(Stored records)

════════

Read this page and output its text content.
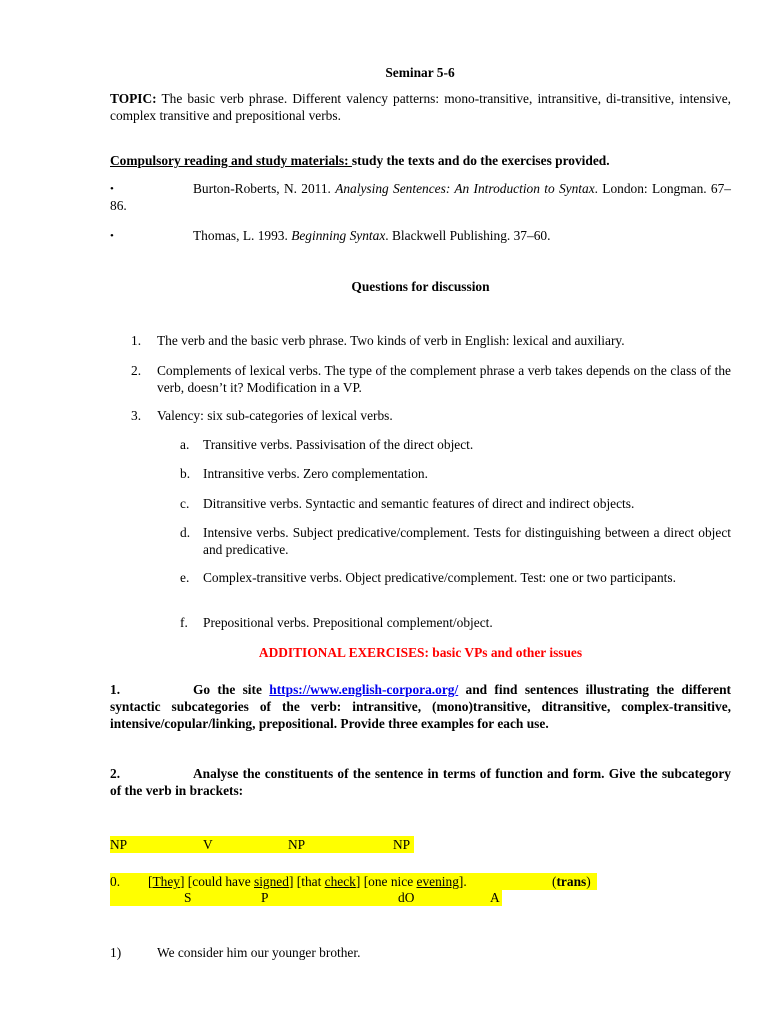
Seminar 5-6
TOPIC: The basic verb phrase. Different valency patterns: mono-transitive, intransitive, di-transitive, intensive, complex transitive and prepositional verbs.
Compulsory reading and study materials: study the texts and do the exercises provided.
•	Burton-Roberts, N. 2011. Analysing Sentences: An Introduction to Syntax. London: Longman. 67–86.
•	Thomas, L. 1993. Beginning Syntax. Blackwell Publishing. 37–60.
Questions for discussion
1.	The verb and the basic verb phrase. Two kinds of verb in English: lexical and auxiliary.
2.	Complements of lexical verbs. The type of the complement phrase a verb takes depends on the class of the verb, doesn’t it? Modification in a VP.
3.	Valency: six sub-categories of lexical verbs.
a.	Transitive verbs. Passivisation of the direct object.
b. Intransitive verbs. Zero complementation.
c.	Ditransitive verbs. Syntactic and semantic features of direct and indirect objects.
d. Intensive verbs. Subject predicative/complement. Tests for distinguishing between a direct object and predicative.
e.	Complex-transitive verbs. Object predicative/complement. Test: one or two participants.
f.	Prepositional verbs. Prepositional complement/object.
ADDITIONAL EXERCISES: basic VPs and other issues
1.	Go the site https://www.english-corpora.org/ and find sentences illustrating the different syntactic subcategories of the verb: intransitive, (mono)transitive, ditransitive, complex-transitive, intensive/copular/linking, prepositional. Provide three examples for each use.
2.	Analyse the constituents of the sentence in terms of function and form. Give the subcategory of the verb in brackets:
NP	V	NP	NP
0. [They] [could have signed] [that check] [one nice evening].	(trans)
S	P	dO	A
1)	We consider him our younger brother.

════════

» EXERCISE OBJECTIVE
Return each line from the material above exactly, but not the pictures.

» REPLY
Read this page and output its text content.
Seminar 5-6
TOPIC: The basic verb phrase. Different valency patterns: mono-transitive, intransitive, di-transitive, intensive, complex transitive and prepositional verbs.
Compulsory reading and study materials: study the texts and do the exercises provided.
•	Burton-Roberts, N. 2011. Analysing Sentences: An Introduction to Syntax. London: Longman. 67–86.
•	Thomas, L. 1993. Beginning Syntax. Blackwell Publishing. 37–60.
Questions for discussion
1.	The verb and the basic verb phrase. Two kinds of verb in English: lexical and auxiliary.
2.	Complements of lexical verbs. The type of the complement phrase a verb takes depends on the class of the verb, doesn’t it? Modification in a VP.
3.	Valency: six sub-categories of lexical verbs.
a.	Transitive verbs. Passivisation of the direct object.
b. Intransitive verbs. Zero complementation.
c.	Ditransitive verbs. Syntactic and semantic features of direct and indirect objects.
d. Intensive verbs. Subject predicative/complement. Tests for distinguishing between a direct object and predicative.
e.	Complex-transitive verbs. Object predicative/complement. Test: one or two participants.
f.	Prepositional verbs. Prepositional complement/object.
ADDITIONAL EXERCISES: basic VPs and other issues
1.	Go the site https://www.english-corpora.org/ and find sentences illustrating the different syntactic subcategories of the verb: intransitive, (mono)transitive, ditransitive, complex-transitive, intensive/copular/linking, prepositional. Provide three examples for each use.
2.	Analyse the constituents of the sentence in terms of function and form. Give the subcategory of the verb in brackets:
NP	V	NP	NP
0. [They] [could have signed] [that check] [one nice evening].	(trans)
S	P	dO	A
1)	We consider him our younger brother.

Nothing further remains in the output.